**Exercise**
Reproduce the listing below line for line, changing nothing.

**Record excerpts**
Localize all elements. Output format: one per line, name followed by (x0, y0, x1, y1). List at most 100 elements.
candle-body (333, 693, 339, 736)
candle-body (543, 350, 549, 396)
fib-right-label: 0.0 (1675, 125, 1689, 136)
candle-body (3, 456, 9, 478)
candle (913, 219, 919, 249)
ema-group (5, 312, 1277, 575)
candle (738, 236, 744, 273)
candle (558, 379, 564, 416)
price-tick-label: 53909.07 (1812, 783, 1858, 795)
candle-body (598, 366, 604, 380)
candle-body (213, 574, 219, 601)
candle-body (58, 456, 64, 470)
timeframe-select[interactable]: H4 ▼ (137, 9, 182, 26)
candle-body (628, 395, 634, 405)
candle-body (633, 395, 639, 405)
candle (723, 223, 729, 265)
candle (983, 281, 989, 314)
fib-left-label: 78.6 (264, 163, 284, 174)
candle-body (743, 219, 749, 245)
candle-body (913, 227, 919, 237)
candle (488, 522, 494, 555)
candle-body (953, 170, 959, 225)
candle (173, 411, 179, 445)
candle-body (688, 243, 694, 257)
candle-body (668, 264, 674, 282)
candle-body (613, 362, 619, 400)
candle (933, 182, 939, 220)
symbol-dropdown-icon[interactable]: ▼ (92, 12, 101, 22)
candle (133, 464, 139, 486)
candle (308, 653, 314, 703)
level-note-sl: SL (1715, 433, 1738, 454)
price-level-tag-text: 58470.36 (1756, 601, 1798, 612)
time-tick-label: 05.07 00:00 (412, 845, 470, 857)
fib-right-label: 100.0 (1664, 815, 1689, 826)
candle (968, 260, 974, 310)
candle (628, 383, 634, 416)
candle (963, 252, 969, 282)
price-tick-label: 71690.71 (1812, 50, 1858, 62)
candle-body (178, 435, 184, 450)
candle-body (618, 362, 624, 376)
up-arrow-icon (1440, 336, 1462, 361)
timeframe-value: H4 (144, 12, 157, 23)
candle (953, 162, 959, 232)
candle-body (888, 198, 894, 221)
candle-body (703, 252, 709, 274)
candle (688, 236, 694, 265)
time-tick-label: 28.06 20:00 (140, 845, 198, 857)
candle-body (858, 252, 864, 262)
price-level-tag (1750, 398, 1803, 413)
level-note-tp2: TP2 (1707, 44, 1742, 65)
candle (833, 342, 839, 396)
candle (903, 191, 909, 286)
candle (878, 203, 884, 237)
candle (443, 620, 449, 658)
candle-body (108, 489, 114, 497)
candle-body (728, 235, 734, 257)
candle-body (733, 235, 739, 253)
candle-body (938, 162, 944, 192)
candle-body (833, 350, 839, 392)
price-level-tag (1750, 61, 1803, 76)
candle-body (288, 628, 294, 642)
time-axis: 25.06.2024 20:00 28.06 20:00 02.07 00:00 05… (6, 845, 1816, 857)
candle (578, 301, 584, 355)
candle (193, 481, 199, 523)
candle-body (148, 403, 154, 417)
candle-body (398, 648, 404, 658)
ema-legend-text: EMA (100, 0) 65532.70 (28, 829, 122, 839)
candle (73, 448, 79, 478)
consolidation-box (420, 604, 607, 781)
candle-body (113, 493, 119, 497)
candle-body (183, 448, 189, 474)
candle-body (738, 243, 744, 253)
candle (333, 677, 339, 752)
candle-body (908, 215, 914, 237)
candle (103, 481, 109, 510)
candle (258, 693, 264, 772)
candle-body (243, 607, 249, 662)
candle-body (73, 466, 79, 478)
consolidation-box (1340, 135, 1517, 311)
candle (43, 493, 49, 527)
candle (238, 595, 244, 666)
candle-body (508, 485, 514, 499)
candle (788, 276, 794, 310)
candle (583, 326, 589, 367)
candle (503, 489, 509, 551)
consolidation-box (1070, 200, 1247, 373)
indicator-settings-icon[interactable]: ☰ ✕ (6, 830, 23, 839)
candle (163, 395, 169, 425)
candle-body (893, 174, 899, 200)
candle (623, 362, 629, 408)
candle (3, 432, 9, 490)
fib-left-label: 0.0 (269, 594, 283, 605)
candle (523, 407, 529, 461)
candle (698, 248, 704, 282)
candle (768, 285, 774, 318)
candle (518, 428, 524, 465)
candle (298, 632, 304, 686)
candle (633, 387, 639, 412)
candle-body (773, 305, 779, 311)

**The output**
Localize all elements. Output format: one per line, name followed by (x0, y0, x1, y1). List at most 100 elements.
candle-body (333, 693, 339, 736)
candle-body (543, 350, 549, 396)
fib-right-label: 0.0 (1675, 125, 1689, 136)
candle-body (3, 456, 9, 478)
candle (913, 219, 919, 249)
ema-group (5, 312, 1277, 575)
candle (738, 236, 744, 273)
candle (558, 379, 564, 416)
price-tick-label: 53909.07 (1812, 783, 1858, 795)
candle-body (598, 366, 604, 380)
candle-body (213, 574, 219, 601)
candle-body (58, 456, 64, 470)
timeframe-select[interactable]: H4 ▼ (137, 9, 182, 26)
candle-body (628, 395, 634, 405)
candle-body (633, 395, 639, 405)
candle (723, 223, 729, 265)
candle (983, 281, 989, 314)
fib-left-label: 78.6 (264, 163, 284, 174)
candle-body (743, 219, 749, 245)
candle-body (913, 227, 919, 237)
candle (488, 522, 494, 555)
candle-body (953, 170, 959, 225)
candle (173, 411, 179, 445)
candle-body (688, 243, 694, 257)
candle-body (668, 264, 674, 282)
candle-body (613, 362, 619, 400)
candle (933, 182, 939, 220)
symbol-dropdown-icon[interactable]: ▼ (92, 12, 101, 22)
candle (133, 464, 139, 486)
candle (308, 653, 314, 703)
level-note-sl: SL (1715, 433, 1738, 454)
price-level-tag-text: 58470.36 (1756, 601, 1798, 612)
time-tick-label: 05.07 00:00 (412, 845, 470, 857)
fib-right-label: 100.0 (1664, 815, 1689, 826)
candle (968, 260, 974, 310)
candle (628, 383, 634, 416)
candle (963, 252, 969, 282)
price-tick-label: 71690.71 (1812, 50, 1858, 62)
candle-body (178, 435, 184, 450)
candle-body (618, 362, 624, 376)
up-arrow-icon (1440, 336, 1462, 361)
timeframe-value: H4 (144, 12, 157, 23)
candle (953, 162, 959, 232)
candle-body (888, 198, 894, 221)
candle-body (703, 252, 709, 274)
candle (688, 236, 694, 265)
time-tick-label: 28.06 20:00 (140, 845, 198, 857)
candle-body (858, 252, 864, 262)
price-level-tag (1750, 398, 1803, 413)
level-note-tp2: TP2 (1707, 44, 1742, 65)
candle (833, 342, 839, 396)
candle (903, 191, 909, 286)
candle (878, 203, 884, 237)
candle (443, 620, 449, 658)
candle-body (108, 489, 114, 497)
candle-body (728, 235, 734, 257)
candle-body (733, 235, 739, 253)
candle-body (938, 162, 944, 192)
candle-body (833, 350, 839, 392)
price-level-tag (1750, 61, 1803, 76)
candle-body (288, 628, 294, 642)
time-axis: 25.06.2024 20:00 28.06 20:00 02.07 00:00 05… (6, 845, 1816, 857)
candle (578, 301, 584, 355)
candle (193, 481, 199, 523)
candle-body (148, 403, 154, 417)
candle-body (398, 648, 404, 658)
ema-legend-text: EMA (100, 0) 65532.70 (28, 829, 122, 839)
candle (73, 448, 79, 478)
consolidation-box (420, 604, 607, 781)
candle-body (113, 493, 119, 497)
candle-body (183, 448, 189, 474)
candle-body (738, 243, 744, 253)
candle (333, 677, 339, 752)
candle-body (908, 215, 914, 237)
candle (103, 481, 109, 510)
candle (258, 693, 264, 772)
candle-body (243, 607, 249, 662)
candle-body (73, 466, 79, 478)
consolidation-box (1340, 135, 1517, 311)
candle (43, 493, 49, 527)
candle (238, 595, 244, 666)
candle-body (508, 485, 514, 499)
candle (788, 276, 794, 310)
candle (583, 326, 589, 367)
candle (503, 489, 509, 551)
consolidation-box (1070, 200, 1247, 373)
indicator-settings-icon[interactable]: ☰ ✕ (6, 830, 23, 839)
candle (163, 395, 169, 425)
candle-body (893, 174, 899, 200)
candle (623, 362, 629, 408)
candle (3, 432, 9, 490)
fib-left-label: 0.0 (269, 594, 283, 605)
candle (523, 407, 529, 461)
candle (698, 248, 704, 282)
candle (768, 285, 774, 318)
candle (518, 428, 524, 465)
candle (298, 632, 304, 686)
candle (633, 387, 639, 412)
candle-body (773, 305, 779, 311)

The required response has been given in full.